---- Dataset content
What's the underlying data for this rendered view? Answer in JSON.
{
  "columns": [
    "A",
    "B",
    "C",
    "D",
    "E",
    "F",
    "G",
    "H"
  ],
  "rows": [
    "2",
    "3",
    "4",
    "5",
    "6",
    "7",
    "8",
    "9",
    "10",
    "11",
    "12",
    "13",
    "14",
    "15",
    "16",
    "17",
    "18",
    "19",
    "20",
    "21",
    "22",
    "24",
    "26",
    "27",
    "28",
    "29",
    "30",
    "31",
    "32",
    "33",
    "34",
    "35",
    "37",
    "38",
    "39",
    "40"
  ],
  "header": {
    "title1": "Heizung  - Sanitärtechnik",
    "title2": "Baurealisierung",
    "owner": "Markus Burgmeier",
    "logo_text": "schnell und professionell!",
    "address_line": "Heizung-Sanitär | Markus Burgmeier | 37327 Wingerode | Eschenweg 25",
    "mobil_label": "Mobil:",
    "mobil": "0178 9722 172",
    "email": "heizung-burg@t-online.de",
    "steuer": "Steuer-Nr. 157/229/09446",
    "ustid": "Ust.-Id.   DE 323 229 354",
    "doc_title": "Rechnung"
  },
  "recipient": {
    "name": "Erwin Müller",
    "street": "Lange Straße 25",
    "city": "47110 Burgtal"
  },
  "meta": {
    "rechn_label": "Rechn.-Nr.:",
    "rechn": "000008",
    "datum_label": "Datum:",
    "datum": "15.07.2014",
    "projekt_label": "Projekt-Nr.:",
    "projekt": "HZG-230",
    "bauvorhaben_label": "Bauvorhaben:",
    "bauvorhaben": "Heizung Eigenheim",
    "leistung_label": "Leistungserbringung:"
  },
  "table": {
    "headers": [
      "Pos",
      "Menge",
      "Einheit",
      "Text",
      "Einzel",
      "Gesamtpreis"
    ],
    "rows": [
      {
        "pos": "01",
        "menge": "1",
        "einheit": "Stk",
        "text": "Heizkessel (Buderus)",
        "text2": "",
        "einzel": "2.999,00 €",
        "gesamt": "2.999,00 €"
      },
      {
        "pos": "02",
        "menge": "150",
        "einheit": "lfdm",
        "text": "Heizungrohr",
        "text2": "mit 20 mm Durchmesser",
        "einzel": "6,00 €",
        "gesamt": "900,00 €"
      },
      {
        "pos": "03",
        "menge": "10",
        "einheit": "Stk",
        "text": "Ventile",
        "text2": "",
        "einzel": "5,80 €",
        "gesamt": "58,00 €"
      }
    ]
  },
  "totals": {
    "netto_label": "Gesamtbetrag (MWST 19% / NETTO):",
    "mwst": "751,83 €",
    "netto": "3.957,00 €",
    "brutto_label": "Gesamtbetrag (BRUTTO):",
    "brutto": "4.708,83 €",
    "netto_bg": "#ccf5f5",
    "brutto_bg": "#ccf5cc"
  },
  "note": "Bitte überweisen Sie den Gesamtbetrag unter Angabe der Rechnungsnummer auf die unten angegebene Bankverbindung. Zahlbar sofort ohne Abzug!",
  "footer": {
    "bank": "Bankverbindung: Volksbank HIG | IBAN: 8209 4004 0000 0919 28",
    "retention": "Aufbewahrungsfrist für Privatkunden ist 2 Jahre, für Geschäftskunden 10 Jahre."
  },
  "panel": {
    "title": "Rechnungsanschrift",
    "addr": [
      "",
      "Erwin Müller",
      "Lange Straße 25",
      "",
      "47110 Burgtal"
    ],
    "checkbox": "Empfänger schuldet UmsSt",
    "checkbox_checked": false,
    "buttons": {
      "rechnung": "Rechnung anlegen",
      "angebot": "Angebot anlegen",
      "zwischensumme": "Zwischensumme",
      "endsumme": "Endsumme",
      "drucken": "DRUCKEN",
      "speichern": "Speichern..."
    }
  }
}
--------
» **Exercise**:
Set down every record above exactly as given.

» **Solution to this problem**:
What's the underlying data for this rendered view? Answer in JSON.
{
  "columns": [
    "A",
    "B",
    "C",
    "D",
    "E",
    "F",
    "G",
    "H"
  ],
  "rows": [
    "2",
    "3",
    "4",
    "5",
    "6",
    "7",
    "8",
    "9",
    "10",
    "11",
    "12",
    "13",
    "14",
    "15",
    "16",
    "17",
    "18",
    "19",
    "20",
    "21",
    "22",
    "24",
    "26",
    "27",
    "28",
    "29",
    "30",
    "31",
    "32",
    "33",
    "34",
    "35",
    "37",
    "38",
    "39",
    "40"
  ],
  "header": {
    "title1": "Heizung  - Sanitärtechnik",
    "title2": "Baurealisierung",
    "owner": "Markus Burgmeier",
    "logo_text": "schnell und professionell!",
    "address_line": "Heizung-Sanitär | Markus Burgmeier | 37327 Wingerode | Eschenweg 25",
    "mobil_label": "Mobil:",
    "mobil": "0178 9722 172",
    "email": "heizung-burg@t-online.de",
    "steuer": "Steuer-Nr. 157/229/09446",
    "ustid": "Ust.-Id.   DE 323 229 354",
    "doc_title": "Rechnung"
  },
  "recipient": {
    "name": "Erwin Müller",
    "street": "Lange Straße 25",
    "city": "47110 Burgtal"
  },
  "meta": {
    "rechn_label": "Rechn.-Nr.:",
    "rechn": "000008",
    "datum_label": "Datum:",
    "datum": "15.07.2014",
    "projekt_label": "Projekt-Nr.:",
    "projekt": "HZG-230",
    "bauvorhaben_label": "Bauvorhaben:",
    "bauvorhaben": "Heizung Eigenheim",
    "leistung_label": "Leistungserbringung:"
  },
  "table": {
    "headers": [
      "Pos",
      "Menge",
      "Einheit",
      "Text",
      "Einzel",
      "Gesamtpreis"
    ],
    "rows": [
      {
        "pos": "01",
        "menge": "1",
        "einheit": "Stk",
        "text": "Heizkessel (Buderus)",
        "text2": "",
        "einzel": "2.999,00 €",
        "gesamt": "2.999,00 €"
      },
      {
        "pos": "02",
        "menge": "150",
        "einheit": "lfdm",
        "text": "Heizungrohr",
        "text2": "mit 20 mm Durchmesser",
        "einzel": "6,00 €",
        "gesamt": "900,00 €"
      },
      {
        "pos": "03",
        "menge": "10",
        "einheit": "Stk",
        "text": "Ventile",
        "text2": "",
        "einzel": "5,80 €",
        "gesamt": "58,00 €"
      }
    ]
  },
  "totals": {
    "netto_label": "Gesamtbetrag (MWST 19% / NETTO):",
    "mwst": "751,83 €",
    "netto": "3.957,00 €",
    "brutto_label": "Gesamtbetrag (BRUTTO):",
    "brutto": "4.708,83 €",
    "netto_bg": "#ccf5f5",
    "brutto_bg": "#ccf5cc"
  },
  "note": "Bitte überweisen Sie den Gesamtbetrag unter Angabe der Rechnungsnummer auf die unten angegebene Bankverbindung. Zahlbar sofort ohne Abzug!",
  "footer": {
    "bank": "Bankverbindung: Volksbank HIG | IBAN: 8209 4004 0000 0919 28",
    "retention": "Aufbewahrungsfrist für Privatkunden ist 2 Jahre, für Geschäftskunden 10 Jahre."
  },
  "panel": {
    "title": "Rechnungsanschrift",
    "addr": [
      "",
      "Erwin Müller",
      "Lange Straße 25",
      "",
      "47110 Burgtal"
    ],
    "checkbox": "Empfänger schuldet UmsSt",
    "checkbox_checked": false,
    "buttons": {
      "rechnung": "Rechnung anlegen",
      "angebot": "Angebot anlegen",
      "zwischensumme": "Zwischensumme",
      "endsumme": "Endsumme",
      "drucken": "DRUCKEN",
      "speichern": "Speichern..."
    }
  }
}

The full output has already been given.